What you need to do | Omit the pictures, then write out every entry exactly as it reads.

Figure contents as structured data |
<<<<

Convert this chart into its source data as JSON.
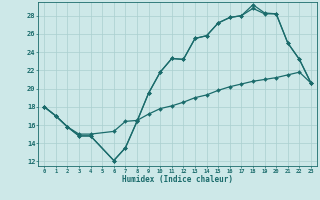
{
  "xlabel": "Humidex (Indice chaleur)",
  "xlim": [
    -0.5,
    23.5
  ],
  "ylim": [
    11.5,
    29.5
  ],
  "xticks": [
    0,
    1,
    2,
    3,
    4,
    5,
    6,
    7,
    8,
    9,
    10,
    11,
    12,
    13,
    14,
    15,
    16,
    17,
    18,
    19,
    20,
    21,
    22,
    23
  ],
  "yticks": [
    12,
    14,
    16,
    18,
    20,
    22,
    24,
    26,
    28
  ],
  "bg_color": "#cde8e8",
  "line_color": "#1a6b6b",
  "grid_color": "#aacfcf",
  "series1_x": [
    0,
    1,
    2,
    3,
    4,
    6,
    7,
    8,
    9,
    10,
    11,
    12,
    13,
    14,
    15,
    16,
    17,
    18,
    19,
    20,
    21,
    22,
    23
  ],
  "series1_y": [
    18,
    17,
    15.8,
    14.8,
    14.8,
    12.1,
    13.5,
    16.4,
    19.5,
    21.8,
    23.3,
    23.2,
    25.5,
    25.8,
    27.2,
    27.8,
    28.0,
    29.2,
    28.3,
    28.2,
    25.0,
    23.2,
    20.6
  ],
  "series2_x": [
    0,
    1,
    2,
    3,
    4,
    6,
    7,
    8,
    9,
    10,
    11,
    12,
    13,
    14,
    15,
    16,
    17,
    18,
    19,
    20,
    21,
    22,
    23
  ],
  "series2_y": [
    18,
    17,
    15.8,
    14.8,
    14.8,
    12.1,
    13.5,
    16.4,
    19.5,
    21.8,
    23.3,
    23.2,
    25.5,
    25.8,
    27.2,
    27.8,
    28.0,
    28.8,
    28.2,
    28.2,
    25.0,
    23.2,
    20.6
  ],
  "series3_x": [
    0,
    1,
    2,
    3,
    4,
    6,
    7,
    8,
    9,
    10,
    11,
    12,
    13,
    14,
    15,
    16,
    17,
    18,
    19,
    20,
    21,
    22,
    23
  ],
  "series3_y": [
    18,
    17,
    15.8,
    15.0,
    15.0,
    15.3,
    16.4,
    16.5,
    17.2,
    17.8,
    18.1,
    18.5,
    19.0,
    19.3,
    19.8,
    20.2,
    20.5,
    20.8,
    21.0,
    21.2,
    21.5,
    21.8,
    20.6
  ],
  "marker": "D",
  "markersize": 2.0,
  "linewidth": 0.9
}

>>>>

Answer to this exercise |
Convert this chart into its source data as JSON.
{
  "xlabel": "Humidex (Indice chaleur)",
  "xlim": [
    -0.5,
    23.5
  ],
  "ylim": [
    11.5,
    29.5
  ],
  "xticks": [
    0,
    1,
    2,
    3,
    4,
    5,
    6,
    7,
    8,
    9,
    10,
    11,
    12,
    13,
    14,
    15,
    16,
    17,
    18,
    19,
    20,
    21,
    22,
    23
  ],
  "yticks": [
    12,
    14,
    16,
    18,
    20,
    22,
    24,
    26,
    28
  ],
  "bg_color": "#cde8e8",
  "line_color": "#1a6b6b",
  "grid_color": "#aacfcf",
  "series1_x": [
    0,
    1,
    2,
    3,
    4,
    6,
    7,
    8,
    9,
    10,
    11,
    12,
    13,
    14,
    15,
    16,
    17,
    18,
    19,
    20,
    21,
    22,
    23
  ],
  "series1_y": [
    18,
    17,
    15.8,
    14.8,
    14.8,
    12.1,
    13.5,
    16.4,
    19.5,
    21.8,
    23.3,
    23.2,
    25.5,
    25.8,
    27.2,
    27.8,
    28.0,
    29.2,
    28.3,
    28.2,
    25.0,
    23.2,
    20.6
  ],
  "series2_x": [
    0,
    1,
    2,
    3,
    4,
    6,
    7,
    8,
    9,
    10,
    11,
    12,
    13,
    14,
    15,
    16,
    17,
    18,
    19,
    20,
    21,
    22,
    23
  ],
  "series2_y": [
    18,
    17,
    15.8,
    14.8,
    14.8,
    12.1,
    13.5,
    16.4,
    19.5,
    21.8,
    23.3,
    23.2,
    25.5,
    25.8,
    27.2,
    27.8,
    28.0,
    28.8,
    28.2,
    28.2,
    25.0,
    23.2,
    20.6
  ],
  "series3_x": [
    0,
    1,
    2,
    3,
    4,
    6,
    7,
    8,
    9,
    10,
    11,
    12,
    13,
    14,
    15,
    16,
    17,
    18,
    19,
    20,
    21,
    22,
    23
  ],
  "series3_y": [
    18,
    17,
    15.8,
    15.0,
    15.0,
    15.3,
    16.4,
    16.5,
    17.2,
    17.8,
    18.1,
    18.5,
    19.0,
    19.3,
    19.8,
    20.2,
    20.5,
    20.8,
    21.0,
    21.2,
    21.5,
    21.8,
    20.6
  ],
  "marker": "D",
  "markersize": 2.0,
  "linewidth": 0.9
}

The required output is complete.